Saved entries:

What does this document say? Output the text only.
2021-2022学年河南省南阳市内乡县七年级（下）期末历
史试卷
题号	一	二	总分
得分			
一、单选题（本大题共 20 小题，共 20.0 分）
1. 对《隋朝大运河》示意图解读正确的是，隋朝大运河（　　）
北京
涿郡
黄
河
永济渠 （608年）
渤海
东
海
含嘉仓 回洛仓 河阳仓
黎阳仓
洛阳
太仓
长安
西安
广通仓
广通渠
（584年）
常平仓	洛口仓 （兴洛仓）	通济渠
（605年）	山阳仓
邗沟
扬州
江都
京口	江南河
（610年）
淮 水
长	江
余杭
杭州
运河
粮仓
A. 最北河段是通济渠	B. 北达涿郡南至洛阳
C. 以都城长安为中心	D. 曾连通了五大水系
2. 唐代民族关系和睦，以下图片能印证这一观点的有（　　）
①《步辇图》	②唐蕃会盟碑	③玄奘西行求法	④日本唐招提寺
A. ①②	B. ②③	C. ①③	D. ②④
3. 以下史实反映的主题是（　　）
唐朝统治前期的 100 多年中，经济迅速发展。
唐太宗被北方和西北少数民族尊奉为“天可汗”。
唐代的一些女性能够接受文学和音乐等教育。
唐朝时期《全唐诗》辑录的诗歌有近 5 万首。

Objective:
Restate the listing above word for word.

Answer to the task:
What does this document say? Output the text only.
2021-2022学年河南省南阳市内乡县七年级（下）期末历
史试卷
题号	一	二	总分
得分			
一、单选题（本大题共 20 小题，共 20.0 分）
1. 对《隋朝大运河》示意图解读正确的是，隋朝大运河（　　）
北京
涿郡
黄
河
永济渠 （608年）
渤海
东
海
含嘉仓 回洛仓 河阳仓
黎阳仓
洛阳
太仓
长安
西安
广通仓
广通渠
（584年）
常平仓	洛口仓 （兴洛仓）	通济渠
（605年）	山阳仓
邗沟
扬州
江都
京口	江南河
（610年）
淮 水
长	江
余杭
杭州
运河
粮仓
A. 最北河段是通济渠	B. 北达涿郡南至洛阳
C. 以都城长安为中心	D. 曾连通了五大水系
2. 唐代民族关系和睦，以下图片能印证这一观点的有（　　）
①《步辇图》	②唐蕃会盟碑	③玄奘西行求法	④日本唐招提寺
A. ①②	B. ②③	C. ①③	D. ②④
3. 以下史实反映的主题是（　　）
唐朝统治前期的 100 多年中，经济迅速发展。
唐太宗被北方和西北少数民族尊奉为“天可汗”。
唐代的一些女性能够接受文学和音乐等教育。
唐朝时期《全唐诗》辑录的诗歌有近 5 万首。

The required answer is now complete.